◆ **WHAT IS EXPECTED**: Repeat every record below exactly, omitting any pictures.

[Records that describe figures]

/---

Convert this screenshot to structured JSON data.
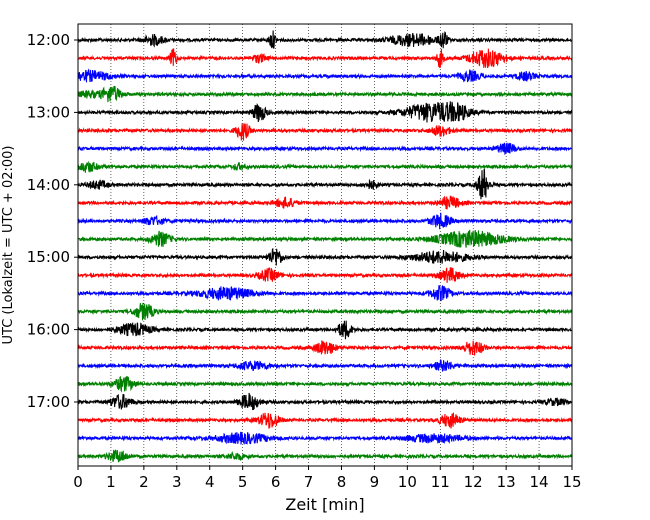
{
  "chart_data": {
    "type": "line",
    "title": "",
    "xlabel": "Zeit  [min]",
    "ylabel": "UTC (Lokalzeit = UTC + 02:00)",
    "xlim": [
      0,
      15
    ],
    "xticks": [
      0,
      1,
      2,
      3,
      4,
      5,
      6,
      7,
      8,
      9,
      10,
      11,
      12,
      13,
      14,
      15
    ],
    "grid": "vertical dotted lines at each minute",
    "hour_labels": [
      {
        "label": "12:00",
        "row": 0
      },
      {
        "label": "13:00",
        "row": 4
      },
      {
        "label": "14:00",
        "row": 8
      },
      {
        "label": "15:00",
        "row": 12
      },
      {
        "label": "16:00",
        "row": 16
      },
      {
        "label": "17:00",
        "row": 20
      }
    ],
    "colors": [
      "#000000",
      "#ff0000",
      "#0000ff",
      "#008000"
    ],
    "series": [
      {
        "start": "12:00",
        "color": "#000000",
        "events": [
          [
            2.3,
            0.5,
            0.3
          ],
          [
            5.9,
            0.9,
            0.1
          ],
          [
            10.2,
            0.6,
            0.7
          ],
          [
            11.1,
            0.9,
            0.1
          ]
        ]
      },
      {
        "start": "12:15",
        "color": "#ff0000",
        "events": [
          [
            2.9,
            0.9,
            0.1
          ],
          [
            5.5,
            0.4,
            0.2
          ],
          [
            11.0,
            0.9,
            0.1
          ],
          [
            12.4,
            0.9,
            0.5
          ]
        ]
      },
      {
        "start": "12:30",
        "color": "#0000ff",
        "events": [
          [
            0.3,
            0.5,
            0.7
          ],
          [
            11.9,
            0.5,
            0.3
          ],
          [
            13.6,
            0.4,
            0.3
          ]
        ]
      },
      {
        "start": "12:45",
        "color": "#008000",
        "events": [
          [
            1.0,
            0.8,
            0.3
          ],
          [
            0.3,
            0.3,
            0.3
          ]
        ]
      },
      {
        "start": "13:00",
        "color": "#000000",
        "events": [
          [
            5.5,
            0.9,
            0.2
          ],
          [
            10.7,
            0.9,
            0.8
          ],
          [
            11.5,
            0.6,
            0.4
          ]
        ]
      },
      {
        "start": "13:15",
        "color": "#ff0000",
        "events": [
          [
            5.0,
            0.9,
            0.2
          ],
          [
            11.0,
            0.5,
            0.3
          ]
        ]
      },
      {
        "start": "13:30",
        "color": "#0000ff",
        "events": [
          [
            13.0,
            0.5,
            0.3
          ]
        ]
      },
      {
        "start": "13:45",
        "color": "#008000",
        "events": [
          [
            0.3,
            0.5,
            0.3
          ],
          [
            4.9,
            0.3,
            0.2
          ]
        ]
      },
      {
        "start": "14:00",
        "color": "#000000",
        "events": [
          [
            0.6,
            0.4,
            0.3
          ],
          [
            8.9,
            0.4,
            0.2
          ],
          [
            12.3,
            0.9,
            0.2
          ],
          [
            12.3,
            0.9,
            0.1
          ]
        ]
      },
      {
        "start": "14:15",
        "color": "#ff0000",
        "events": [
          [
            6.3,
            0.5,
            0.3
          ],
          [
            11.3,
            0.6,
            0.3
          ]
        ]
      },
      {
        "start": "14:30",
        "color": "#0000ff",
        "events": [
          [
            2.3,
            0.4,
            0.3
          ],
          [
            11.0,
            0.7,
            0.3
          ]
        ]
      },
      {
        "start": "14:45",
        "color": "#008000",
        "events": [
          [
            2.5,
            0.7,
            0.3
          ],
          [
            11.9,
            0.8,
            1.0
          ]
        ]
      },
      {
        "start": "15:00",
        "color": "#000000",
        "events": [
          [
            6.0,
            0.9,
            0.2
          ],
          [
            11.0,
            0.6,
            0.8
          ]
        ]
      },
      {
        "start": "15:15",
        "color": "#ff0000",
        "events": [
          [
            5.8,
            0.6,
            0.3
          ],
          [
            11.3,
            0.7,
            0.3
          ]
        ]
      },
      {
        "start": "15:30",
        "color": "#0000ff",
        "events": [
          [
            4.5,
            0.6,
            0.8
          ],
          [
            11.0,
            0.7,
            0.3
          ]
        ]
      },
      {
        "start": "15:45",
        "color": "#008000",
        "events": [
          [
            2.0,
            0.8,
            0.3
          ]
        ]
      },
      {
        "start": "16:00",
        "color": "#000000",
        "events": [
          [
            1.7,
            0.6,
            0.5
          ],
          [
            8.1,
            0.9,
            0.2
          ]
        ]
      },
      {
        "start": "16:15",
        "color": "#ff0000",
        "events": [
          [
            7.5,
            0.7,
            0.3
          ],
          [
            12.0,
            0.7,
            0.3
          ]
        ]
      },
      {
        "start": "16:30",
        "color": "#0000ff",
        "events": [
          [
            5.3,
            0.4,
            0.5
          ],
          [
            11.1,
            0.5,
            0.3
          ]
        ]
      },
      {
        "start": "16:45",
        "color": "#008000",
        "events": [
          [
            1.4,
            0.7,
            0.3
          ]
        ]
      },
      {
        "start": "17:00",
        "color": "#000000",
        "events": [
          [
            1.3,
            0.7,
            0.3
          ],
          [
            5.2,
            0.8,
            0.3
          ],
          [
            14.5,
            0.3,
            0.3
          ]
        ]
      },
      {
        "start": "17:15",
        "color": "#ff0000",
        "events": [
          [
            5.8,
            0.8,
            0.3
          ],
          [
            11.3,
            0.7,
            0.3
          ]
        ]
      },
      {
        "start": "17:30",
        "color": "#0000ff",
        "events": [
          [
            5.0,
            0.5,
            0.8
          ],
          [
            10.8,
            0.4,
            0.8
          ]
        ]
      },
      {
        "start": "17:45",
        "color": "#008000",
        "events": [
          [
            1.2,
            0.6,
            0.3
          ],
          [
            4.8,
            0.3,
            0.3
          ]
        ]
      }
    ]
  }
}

\---

◆ **OUTPUT BELOW**:
Convert this screenshot to structured JSON data.
{
  "chart_data": {
    "type": "line",
    "title": "",
    "xlabel": "Zeit  [min]",
    "ylabel": "UTC (Lokalzeit = UTC + 02:00)",
    "xlim": [
      0,
      15
    ],
    "xticks": [
      0,
      1,
      2,
      3,
      4,
      5,
      6,
      7,
      8,
      9,
      10,
      11,
      12,
      13,
      14,
      15
    ],
    "grid": "vertical dotted lines at each minute",
    "hour_labels": [
      {
        "label": "12:00",
        "row": 0
      },
      {
        "label": "13:00",
        "row": 4
      },
      {
        "label": "14:00",
        "row": 8
      },
      {
        "label": "15:00",
        "row": 12
      },
      {
        "label": "16:00",
        "row": 16
      },
      {
        "label": "17:00",
        "row": 20
      }
    ],
    "colors": [
      "#000000",
      "#ff0000",
      "#0000ff",
      "#008000"
    ],
    "series": [
      {
        "start": "12:00",
        "color": "#000000",
        "events": [
          [
            2.3,
            0.5,
            0.3
          ],
          [
            5.9,
            0.9,
            0.1
          ],
          [
            10.2,
            0.6,
            0.7
          ],
          [
            11.1,
            0.9,
            0.1
          ]
        ]
      },
      {
        "start": "12:15",
        "color": "#ff0000",
        "events": [
          [
            2.9,
            0.9,
            0.1
          ],
          [
            5.5,
            0.4,
            0.2
          ],
          [
            11.0,
            0.9,
            0.1
          ],
          [
            12.4,
            0.9,
            0.5
          ]
        ]
      },
      {
        "start": "12:30",
        "color": "#0000ff",
        "events": [
          [
            0.3,
            0.5,
            0.7
          ],
          [
            11.9,
            0.5,
            0.3
          ],
          [
            13.6,
            0.4,
            0.3
          ]
        ]
      },
      {
        "start": "12:45",
        "color": "#008000",
        "events": [
          [
            1.0,
            0.8,
            0.3
          ],
          [
            0.3,
            0.3,
            0.3
          ]
        ]
      },
      {
        "start": "13:00",
        "color": "#000000",
        "events": [
          [
            5.5,
            0.9,
            0.2
          ],
          [
            10.7,
            0.9,
            0.8
          ],
          [
            11.5,
            0.6,
            0.4
          ]
        ]
      },
      {
        "start": "13:15",
        "color": "#ff0000",
        "events": [
          [
            5.0,
            0.9,
            0.2
          ],
          [
            11.0,
            0.5,
            0.3
          ]
        ]
      },
      {
        "start": "13:30",
        "color": "#0000ff",
        "events": [
          [
            13.0,
            0.5,
            0.3
          ]
        ]
      },
      {
        "start": "13:45",
        "color": "#008000",
        "events": [
          [
            0.3,
            0.5,
            0.3
          ],
          [
            4.9,
            0.3,
            0.2
          ]
        ]
      },
      {
        "start": "14:00",
        "color": "#000000",
        "events": [
          [
            0.6,
            0.4,
            0.3
          ],
          [
            8.9,
            0.4,
            0.2
          ],
          [
            12.3,
            0.9,
            0.2
          ],
          [
            12.3,
            0.9,
            0.1
          ]
        ]
      },
      {
        "start": "14:15",
        "color": "#ff0000",
        "events": [
          [
            6.3,
            0.5,
            0.3
          ],
          [
            11.3,
            0.6,
            0.3
          ]
        ]
      },
      {
        "start": "14:30",
        "color": "#0000ff",
        "events": [
          [
            2.3,
            0.4,
            0.3
          ],
          [
            11.0,
            0.7,
            0.3
          ]
        ]
      },
      {
        "start": "14:45",
        "color": "#008000",
        "events": [
          [
            2.5,
            0.7,
            0.3
          ],
          [
            11.9,
            0.8,
            1.0
          ]
        ]
      },
      {
        "start": "15:00",
        "color": "#000000",
        "events": [
          [
            6.0,
            0.9,
            0.2
          ],
          [
            11.0,
            0.6,
            0.8
          ]
        ]
      },
      {
        "start": "15:15",
        "color": "#ff0000",
        "events": [
          [
            5.8,
            0.6,
            0.3
          ],
          [
            11.3,
            0.7,
            0.3
          ]
        ]
      },
      {
        "start": "15:30",
        "color": "#0000ff",
        "events": [
          [
            4.5,
            0.6,
            0.8
          ],
          [
            11.0,
            0.7,
            0.3
          ]
        ]
      },
      {
        "start": "15:45",
        "color": "#008000",
        "events": [
          [
            2.0,
            0.8,
            0.3
          ]
        ]
      },
      {
        "start": "16:00",
        "color": "#000000",
        "events": [
          [
            1.7,
            0.6,
            0.5
          ],
          [
            8.1,
            0.9,
            0.2
          ]
        ]
      },
      {
        "start": "16:15",
        "color": "#ff0000",
        "events": [
          [
            7.5,
            0.7,
            0.3
          ],
          [
            12.0,
            0.7,
            0.3
          ]
        ]
      },
      {
        "start": "16:30",
        "color": "#0000ff",
        "events": [
          [
            5.3,
            0.4,
            0.5
          ],
          [
            11.1,
            0.5,
            0.3
          ]
        ]
      },
      {
        "start": "16:45",
        "color": "#008000",
        "events": [
          [
            1.4,
            0.7,
            0.3
          ]
        ]
      },
      {
        "start": "17:00",
        "color": "#000000",
        "events": [
          [
            1.3,
            0.7,
            0.3
          ],
          [
            5.2,
            0.8,
            0.3
          ],
          [
            14.5,
            0.3,
            0.3
          ]
        ]
      },
      {
        "start": "17:15",
        "color": "#ff0000",
        "events": [
          [
            5.8,
            0.8,
            0.3
          ],
          [
            11.3,
            0.7,
            0.3
          ]
        ]
      },
      {
        "start": "17:30",
        "color": "#0000ff",
        "events": [
          [
            5.0,
            0.5,
            0.8
          ],
          [
            10.8,
            0.4,
            0.8
          ]
        ]
      },
      {
        "start": "17:45",
        "color": "#008000",
        "events": [
          [
            1.2,
            0.6,
            0.3
          ],
          [
            4.8,
            0.3,
            0.3
          ]
        ]
      }
    ]
  }
}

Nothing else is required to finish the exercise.